▸ **Study text**:
OK, I didn't think it was very likely but I tend to dive headfirst into things and end up in the wrong end of the pool.

AngryCorvair
AngryCorvair UltimaDork
8/16/17 11:52 a.m.

berkeley it. time to pull the heads.

mazdeuce
mazdeuce MegaDork
8/16/17 1:44 p.m.
AngryCorvair wrote: berkeley it. time to pull the heads.

Story of my life lately.

Don49
Don49 HalfDork
8/16/17 2:21 p.m.

After the R63, this is a dead simple push rod motor. Other than rusted nuts and bolts, it should come apart easily.

oldopelguy
oldopelguy UltraDork
8/16/17 2:28 p.m.

Not that it helps, but climbing in to a cylinder via an exhaust valve might be possible too. I think it's just a glass pack on there, and it might be open straight through.

I wonder how the throttle plates got open?

mazdeuce
mazdeuce MegaDork
8/16/17 3:12 p.m.

When I say open, it was cracked, tip of your pinky finger width, I think the linkage was just sticky. The whole carb is sticky to be honest. I've sat on the couch at my cottage and watched mice crawl under a door that I couldn't fit my fingers under. They're amazing. But maybe they didn't get in and just pooped a bit on top of the carb and it just fell in. More forensics on the victim are needed.

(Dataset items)
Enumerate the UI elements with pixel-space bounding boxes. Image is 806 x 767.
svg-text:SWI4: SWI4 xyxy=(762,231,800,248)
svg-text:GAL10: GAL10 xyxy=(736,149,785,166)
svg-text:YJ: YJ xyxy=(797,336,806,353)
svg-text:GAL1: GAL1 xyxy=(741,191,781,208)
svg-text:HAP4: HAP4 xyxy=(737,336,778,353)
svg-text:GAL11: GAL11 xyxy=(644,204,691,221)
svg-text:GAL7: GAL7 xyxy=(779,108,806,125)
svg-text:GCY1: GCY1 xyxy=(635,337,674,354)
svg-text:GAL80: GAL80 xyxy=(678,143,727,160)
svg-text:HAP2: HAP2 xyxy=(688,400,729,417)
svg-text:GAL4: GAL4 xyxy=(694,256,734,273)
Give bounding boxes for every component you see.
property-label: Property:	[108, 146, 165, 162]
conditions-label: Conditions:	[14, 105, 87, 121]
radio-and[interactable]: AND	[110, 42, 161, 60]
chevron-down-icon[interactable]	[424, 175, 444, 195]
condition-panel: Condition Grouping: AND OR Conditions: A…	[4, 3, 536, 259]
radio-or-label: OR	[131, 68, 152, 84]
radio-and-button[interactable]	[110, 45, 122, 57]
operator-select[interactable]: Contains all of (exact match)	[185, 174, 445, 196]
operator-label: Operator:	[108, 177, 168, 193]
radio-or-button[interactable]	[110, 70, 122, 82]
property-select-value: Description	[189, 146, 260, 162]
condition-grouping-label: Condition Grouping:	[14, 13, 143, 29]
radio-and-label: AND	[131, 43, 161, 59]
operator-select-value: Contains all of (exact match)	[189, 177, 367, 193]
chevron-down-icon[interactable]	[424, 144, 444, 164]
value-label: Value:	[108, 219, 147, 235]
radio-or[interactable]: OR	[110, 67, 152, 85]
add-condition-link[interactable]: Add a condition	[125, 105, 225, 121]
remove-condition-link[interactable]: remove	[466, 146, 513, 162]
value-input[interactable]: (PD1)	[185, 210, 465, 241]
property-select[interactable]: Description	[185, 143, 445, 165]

▸ **Task set**:
A: Which distinct usernames appear as post authors in the forum thread about the engine?
B: Can you pick up the forum thread about the engine and continue it from its last post?
The records were drawn from a separate source.

▸ **Exercise responses**:
A: AngryCorvair, mazdeuce, Don49, oldopelguy

B:
mazdeuce
mazdeuce MegaDork
8/16/17 3:14 p.m.
Don49 wrote: After the R63, this is a dead simple push rod motor. Other than rusted nuts and bolts, it should come apart easily.

I was just thinking that I haven't taken the head off a pushrod motor in......a very long time. 25 years? I'm sure I can figure it out. Anyone have the torque specs for an international 345?

Pete Gossett
Pete Gossett MegaDork
8/16/17 3:57 p.m.
mazdeuce wrote: Anyone have the torque specs for an international 345?

It's probably along the lines of "meh, good enough".

Mezzanine
Mezzanine Dork
8/16/17 4:00 p.m.
mazdeuce wrote: Anyone have the torque specs for an international 345?

You're a looong way from needing torque specs for anything on that truck...

mazdeuce
mazdeuce MegaDork
8/16/17 4:14 p.m.

So I just looked up head bolt torques. Normal sequence starting in the middle alternating out. Torque? Somewhere between 90 and 100 lb-ft. Whatever, as long as it's close it'll be fine. I might like this cast iron stuff.

Chadeux
Chadeux Dork
8/16/17 4:16 p.m.
Pete Gossett wrote:
mazdeuce wrote: Anyone have the torque specs for an international 345?
It's probably along the lines of "meh, good enough".

Gudenteit

759NRNG
759NRNG HalfDork
8/16/17 4:53 p.m.

Are you planning to extricate the stuck plug yourself after head removal?

oldopelguy
oldopelguy UltraDork
8/16/17 4:57 p.m.

Torque specs inbound

BrokenYugo
BrokenYugo MegaDork
8/16/17 5:00 p.m.

Torque specs? How about the whole book? I downloaded "Engine, 304-345-392, part 1.pdf" from the engines section and it seems legit. Looks like the chassis manual might be somewhere in there too.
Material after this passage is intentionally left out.